Your task: Count every line that holds the string "openharmony", then give that number alone.

Stored data:
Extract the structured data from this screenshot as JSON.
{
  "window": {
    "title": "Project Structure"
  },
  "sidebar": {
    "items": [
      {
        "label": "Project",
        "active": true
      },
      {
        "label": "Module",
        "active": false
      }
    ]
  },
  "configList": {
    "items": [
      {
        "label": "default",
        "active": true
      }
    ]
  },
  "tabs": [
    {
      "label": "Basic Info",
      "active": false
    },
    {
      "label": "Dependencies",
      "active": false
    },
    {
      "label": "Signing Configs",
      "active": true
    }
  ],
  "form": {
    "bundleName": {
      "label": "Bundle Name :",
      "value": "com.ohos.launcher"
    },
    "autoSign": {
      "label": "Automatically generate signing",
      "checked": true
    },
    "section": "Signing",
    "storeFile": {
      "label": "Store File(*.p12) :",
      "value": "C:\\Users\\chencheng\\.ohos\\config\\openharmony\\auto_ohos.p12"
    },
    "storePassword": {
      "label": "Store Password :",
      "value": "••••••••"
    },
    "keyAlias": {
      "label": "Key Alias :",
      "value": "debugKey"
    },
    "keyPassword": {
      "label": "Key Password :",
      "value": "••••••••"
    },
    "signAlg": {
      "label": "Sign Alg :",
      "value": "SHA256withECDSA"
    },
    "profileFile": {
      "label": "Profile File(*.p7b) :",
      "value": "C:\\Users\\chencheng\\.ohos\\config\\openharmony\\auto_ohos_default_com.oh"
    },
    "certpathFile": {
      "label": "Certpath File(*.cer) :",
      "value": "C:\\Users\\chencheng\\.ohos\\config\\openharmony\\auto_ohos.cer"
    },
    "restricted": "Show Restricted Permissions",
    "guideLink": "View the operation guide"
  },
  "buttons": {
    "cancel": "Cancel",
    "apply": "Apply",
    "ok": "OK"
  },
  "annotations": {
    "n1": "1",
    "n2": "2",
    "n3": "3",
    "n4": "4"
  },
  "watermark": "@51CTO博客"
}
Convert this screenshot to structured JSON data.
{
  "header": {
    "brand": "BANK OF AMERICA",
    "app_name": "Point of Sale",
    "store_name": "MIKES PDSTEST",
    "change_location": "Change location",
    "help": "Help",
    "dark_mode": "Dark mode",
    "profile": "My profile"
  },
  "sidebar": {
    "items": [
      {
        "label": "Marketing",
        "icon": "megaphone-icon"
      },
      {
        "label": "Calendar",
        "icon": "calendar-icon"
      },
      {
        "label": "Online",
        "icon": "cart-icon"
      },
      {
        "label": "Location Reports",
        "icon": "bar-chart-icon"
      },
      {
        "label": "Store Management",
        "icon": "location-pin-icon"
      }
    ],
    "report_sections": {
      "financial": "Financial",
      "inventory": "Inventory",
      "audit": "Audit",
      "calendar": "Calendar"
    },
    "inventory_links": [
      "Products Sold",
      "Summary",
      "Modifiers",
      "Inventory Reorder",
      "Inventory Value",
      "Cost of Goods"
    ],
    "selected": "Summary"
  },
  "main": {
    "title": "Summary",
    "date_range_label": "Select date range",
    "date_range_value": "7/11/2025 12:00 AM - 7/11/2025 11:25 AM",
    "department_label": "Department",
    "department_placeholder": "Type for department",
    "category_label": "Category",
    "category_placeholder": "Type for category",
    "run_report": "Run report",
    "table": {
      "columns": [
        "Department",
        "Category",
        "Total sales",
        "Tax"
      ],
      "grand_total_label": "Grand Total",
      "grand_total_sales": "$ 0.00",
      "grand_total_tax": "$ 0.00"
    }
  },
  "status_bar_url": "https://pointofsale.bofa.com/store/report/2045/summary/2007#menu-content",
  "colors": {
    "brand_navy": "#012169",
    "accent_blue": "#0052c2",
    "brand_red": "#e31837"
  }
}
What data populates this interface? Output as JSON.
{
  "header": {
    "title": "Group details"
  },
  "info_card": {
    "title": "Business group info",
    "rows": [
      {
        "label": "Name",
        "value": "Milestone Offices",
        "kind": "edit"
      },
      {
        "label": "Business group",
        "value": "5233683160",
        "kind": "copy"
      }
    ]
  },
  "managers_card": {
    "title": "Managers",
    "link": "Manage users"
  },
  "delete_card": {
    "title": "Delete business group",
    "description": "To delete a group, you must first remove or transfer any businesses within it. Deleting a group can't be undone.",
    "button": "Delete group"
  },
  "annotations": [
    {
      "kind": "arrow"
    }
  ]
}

Output for this exercise: 3